━━ PROVIDED MATERIAL ━━

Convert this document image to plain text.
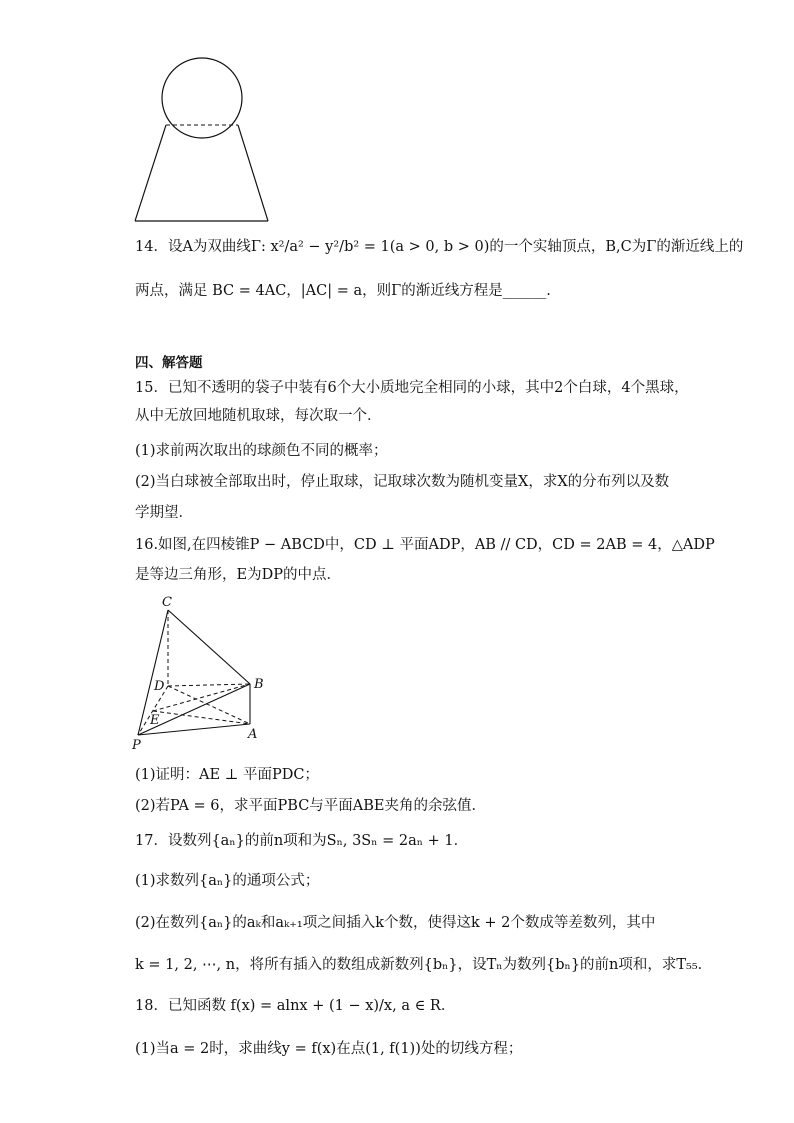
14．设A为双曲线Γ: x²/a² − y²/b² = 1(a > 0, b > 0)的一个实轴顶点，B,C为Γ的渐近线上的
两点，满足 BC = 4AC，|AC| = a，则Γ的渐近线方程是______.
四、解答题
15．已知不透明的袋子中装有6个大小质地完全相同的小球，其中2个白球，4个黑球，
从中无放回地随机取球，每次取一个．
(1)求前两次取出的球颜色不同的概率；
(2)当白球被全部取出时，停止取球，记取球次数为随机变量X，求X的分布列以及数
学期望．
16.如图,在四棱锥P − ABCD中，CD ⊥ 平面ADP，AB // CD，CD = 2AB = 4，△ADP
是等边三角形，E为DP的中点．
C
D	B
E
P
A
(1)证明：AE ⊥ 平面PDC；
(2)若PA = 6，求平面PBC与平面ABE夹角的余弦值．
17．设数列{aₙ}的前n项和为Sₙ, 3Sₙ = 2aₙ + 1．
(1)求数列{aₙ}的通项公式；
(2)在数列{aₙ}的aₖ和aₖ₊₁项之间插入k个数，使得这k + 2个数成等差数列，其中
k = 1, 2, ⋯, n，将所有插入的数组成新数列{bₙ}，设Tₙ为数列{bₙ}的前n项和，求T₅₅．
18．已知函数 f(x) = alnx + (1 − x)/x, a ∈ R．
(1)当a = 2时，求曲线y = f(x)在点(1, f(1))处的切线方程；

━━━

### THE PROBLEM
Each record should be quoted exactly, with the images omitted.

### ANSWER FOR THIS EXERCISE
Convert this document image to plain text.
14．设A为双曲线Γ: x²/a² − y²/b² = 1(a > 0, b > 0)的一个实轴顶点，B,C为Γ的渐近线上的
两点，满足 BC = 4AC，|AC| = a，则Γ的渐近线方程是______.
四、解答题
15．已知不透明的袋子中装有6个大小质地完全相同的小球，其中2个白球，4个黑球，
从中无放回地随机取球，每次取一个．
(1)求前两次取出的球颜色不同的概率；
(2)当白球被全部取出时，停止取球，记取球次数为随机变量X，求X的分布列以及数
学期望．
16.如图,在四棱锥P − ABCD中，CD ⊥ 平面ADP，AB // CD，CD = 2AB = 4，△ADP
是等边三角形，E为DP的中点．
C
D	B
E
P
A
(1)证明：AE ⊥ 平面PDC；
(2)若PA = 6，求平面PBC与平面ABE夹角的余弦值．
17．设数列{aₙ}的前n项和为Sₙ, 3Sₙ = 2aₙ + 1．
(1)求数列{aₙ}的通项公式；
(2)在数列{aₙ}的aₖ和aₖ₊₁项之间插入k个数，使得这k + 2个数成等差数列，其中
k = 1, 2, ⋯, n，将所有插入的数组成新数列{bₙ}，设Tₙ为数列{bₙ}的前n项和，求T₅₅．
18．已知函数 f(x) = alnx + (1 − x)/x, a ∈ R．
(1)当a = 2时，求曲线y = f(x)在点(1, f(1))处的切线方程；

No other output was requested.